* _EXERCISE TASK_:
Extract each line of the data and write it out again exactly.

__________________________________________________

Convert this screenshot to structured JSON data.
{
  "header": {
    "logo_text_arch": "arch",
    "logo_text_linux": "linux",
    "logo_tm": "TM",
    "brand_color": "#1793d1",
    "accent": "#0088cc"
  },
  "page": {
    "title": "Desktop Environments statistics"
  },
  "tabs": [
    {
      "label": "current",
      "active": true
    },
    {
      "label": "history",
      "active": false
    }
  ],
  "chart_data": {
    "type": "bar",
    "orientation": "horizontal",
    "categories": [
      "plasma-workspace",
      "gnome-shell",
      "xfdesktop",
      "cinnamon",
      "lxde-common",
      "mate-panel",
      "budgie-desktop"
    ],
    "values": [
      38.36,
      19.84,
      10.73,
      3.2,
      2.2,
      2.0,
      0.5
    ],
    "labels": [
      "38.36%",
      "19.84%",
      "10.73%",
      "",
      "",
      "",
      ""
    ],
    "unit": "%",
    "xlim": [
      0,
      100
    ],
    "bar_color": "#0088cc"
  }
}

__________________________________________________

* _TASK ANSWER_:
Convert this screenshot to structured JSON data.
{
  "header": {
    "logo_text_arch": "arch",
    "logo_text_linux": "linux",
    "logo_tm": "TM",
    "brand_color": "#1793d1",
    "accent": "#0088cc"
  },
  "page": {
    "title": "Desktop Environments statistics"
  },
  "tabs": [
    {
      "label": "current",
      "active": true
    },
    {
      "label": "history",
      "active": false
    }
  ],
  "chart_data": {
    "type": "bar",
    "orientation": "horizontal",
    "categories": [
      "plasma-workspace",
      "gnome-shell",
      "xfdesktop",
      "cinnamon",
      "lxde-common",
      "mate-panel",
      "budgie-desktop"
    ],
    "values": [
      38.36,
      19.84,
      10.73,
      3.2,
      2.2,
      2.0,
      0.5
    ],
    "labels": [
      "38.36%",
      "19.84%",
      "10.73%",
      "",
      "",
      "",
      ""
    ],
    "unit": "%",
    "xlim": [
      0,
      100
    ],
    "bar_color": "#0088cc"
  }
}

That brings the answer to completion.